▸ **Requirement**:
Below is a listing to write out in full, exactly as given, without its pictures.

++++++++++

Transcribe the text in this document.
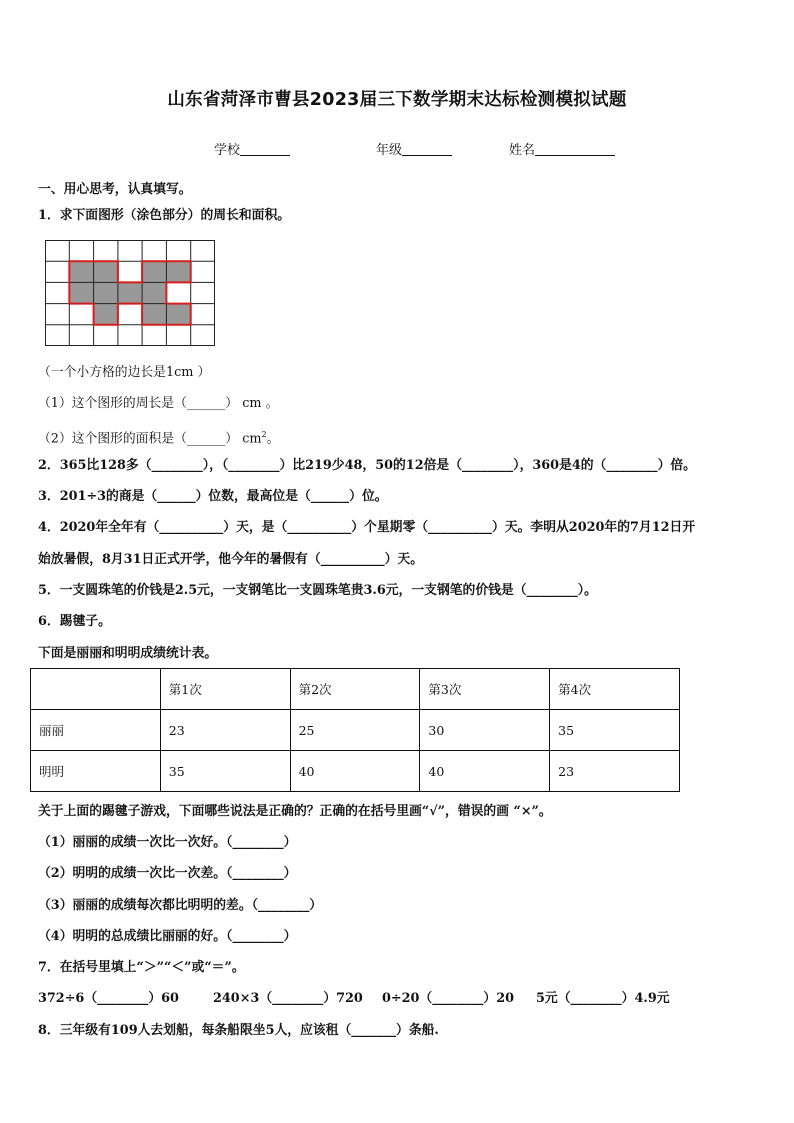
山东省菏泽市曹县2023届三下数学期末达标检测模拟试题
学校	年级	姓名
一、用心思考，认真填写。
1．求下面图形（涂色部分）的周长和面积。
（一个小方格的边长是1cm ）
（1）这个图形的周长是（______） cm 。
（2）这个图形的面积是（______） $cm^2$。
2．365比128多（________），（________）比219少48，50的12倍是（________），360是4的（________）倍。
3．201÷3的商是（______）位数，最高位是（______）位。
4．2020年全年有（__________）天，是（__________）个星期零（__________）天。李明从2020年的7月12日开
始放暑假，8月31日正式开学，他今年的暑假有（__________）天。
5．一支圆珠笔的价钱是2.5元，一支钢笔比一支圆珠笔贵3.6元，一支钢笔的价钱是（________）。
6．踢毽子。
下面是丽丽和明明成绩统计表。
	第1次	第2次	第3次	第4次
丽丽	23	25	30	35
明明	35	40	40	23
关于上面的踢毽子游戏，下面哪些说法是正确的？正确的在括号里画“√”，错误的画 “×”。
（1）丽丽的成绩一次比一次好。（________）
（2）明明的成绩一次比一次差。（________）
（3）丽丽的成绩每次都比明明的差。（________）
（4）明明的总成绩比丽丽的好。（________）
7．在括号里填上“＞”“＜”或“＝”。
372÷6（________）60	240×3（________）720 0÷20（________）20 5元（________）4.9元
8．三年级有109人去划船，每条船限坐5人，应该租（_______）条船.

++++++++++

▸ **Response to the task**:
Transcribe the text in this document.
山东省菏泽市曹县2023届三下数学期末达标检测模拟试题
学校	年级	姓名
一、用心思考，认真填写。
1．求下面图形（涂色部分）的周长和面积。
（一个小方格的边长是1cm ）
（1）这个图形的周长是（______） cm 。
（2）这个图形的面积是（______） $cm^2$。
2．365比128多（________），（________）比219少48，50的12倍是（________），360是4的（________）倍。
3．201÷3的商是（______）位数，最高位是（______）位。
4．2020年全年有（__________）天，是（__________）个星期零（__________）天。李明从2020年的7月12日开
始放暑假，8月31日正式开学，他今年的暑假有（__________）天。
5．一支圆珠笔的价钱是2.5元，一支钢笔比一支圆珠笔贵3.6元，一支钢笔的价钱是（________）。
6．踢毽子。
下面是丽丽和明明成绩统计表。
	第1次	第2次	第3次	第4次
丽丽	23	25	30	35
明明	35	40	40	23
关于上面的踢毽子游戏，下面哪些说法是正确的？正确的在括号里画“√”，错误的画 “×”。
（1）丽丽的成绩一次比一次好。（________）
（2）明明的成绩一次比一次差。（________）
（3）丽丽的成绩每次都比明明的差。（________）
（4）明明的总成绩比丽丽的好。（________）
7．在括号里填上“＞”“＜”或“＝”。
372÷6（________）60	240×3（________）720 0÷20（________）20 5元（________）4.9元
8．三年级有109人去划船，每条船限坐5人，应该租（_______）条船.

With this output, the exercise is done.